Leave the pictures out and print every record below exactly as it stands.

Data excerpts
###

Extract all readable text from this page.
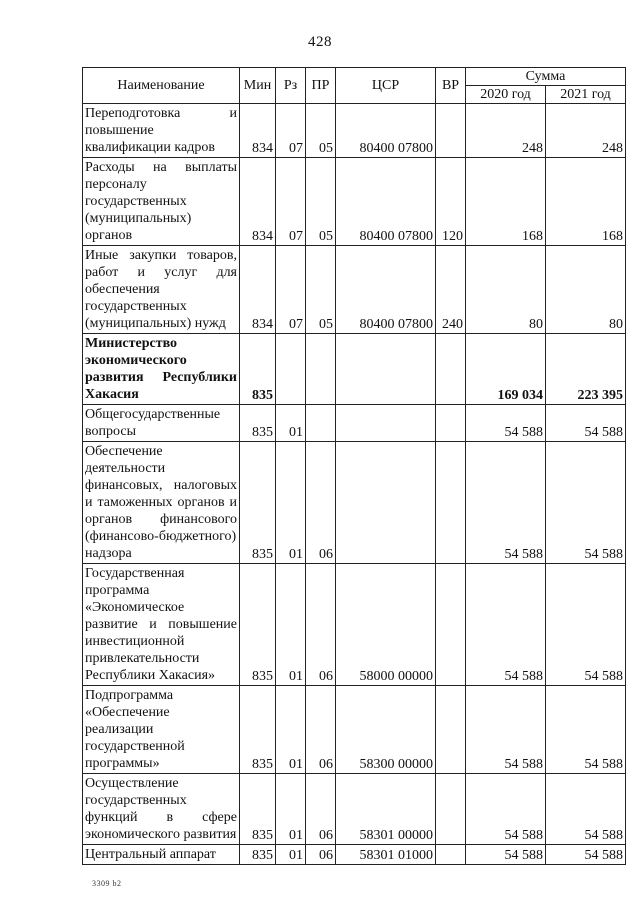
428
Наименование	Мин	Рз	ПР	ЦСР	ВР	Сумма	
						2020 год	2021 год
Переподготовка и повышение квалификации кадров	834	07	05	80400 07800		248	248
Расходы на выплаты персоналу государственных (муниципальных) органов	834	07	05	80400 07800	120	168	168
Иные закупки товаров, работ и услуг для обеспечения государственных (муниципальных) нужд	834	07	05	80400 07800	240	80	80
Министерство экономического развития Республики Хакасия	835					169 034	223 395
Общегосударственные вопросы	835	01				54 588	54 588
Обеспечение деятельности финансовых, налоговых и таможенных органов и органов финансового (финансово-бюджетного) надзора	835	01	06			54 588	54 588
Государственная программа «Экономическое развитие и повышение инвестиционной привлекательности Республики Хакасия»	835	01	06	58000 00000		54 588	54 588
Подпрограмма «Обеспечение реализации государственной программы»	835	01	06	58300 00000		54 588	54 588
Осуществление государственных функций в сфере экономического развития	835	01	06	58301 00000		54 588	54 588
Центральный аппарат	835	01	06	58301 01000		54 588	54 588
3309 b2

###

■ **The output**:
Extract all readable text from this page.
428
Наименование	Мин	Рз	ПР	ЦСР	ВР	Сумма	
						2020 год	2021 год
Переподготовка и повышение квалификации кадров	834	07	05	80400 07800		248	248
Расходы на выплаты персоналу государственных (муниципальных) органов	834	07	05	80400 07800	120	168	168
Иные закупки товаров, работ и услуг для обеспечения государственных (муниципальных) нужд	834	07	05	80400 07800	240	80	80
Министерство экономического развития Республики Хакасия	835					169 034	223 395
Общегосударственные вопросы	835	01				54 588	54 588
Обеспечение деятельности финансовых, налоговых и таможенных органов и органов финансового (финансово-бюджетного) надзора	835	01	06			54 588	54 588
Государственная программа «Экономическое развитие и повышение инвестиционной привлекательности Республики Хакасия»	835	01	06	58000 00000		54 588	54 588
Подпрограмма «Обеспечение реализации государственной программы»	835	01	06	58300 00000		54 588	54 588
Осуществление государственных функций в сфере экономического развития	835	01	06	58301 00000		54 588	54 588
Центральный аппарат	835	01	06	58301 01000		54 588	54 588
3309 b2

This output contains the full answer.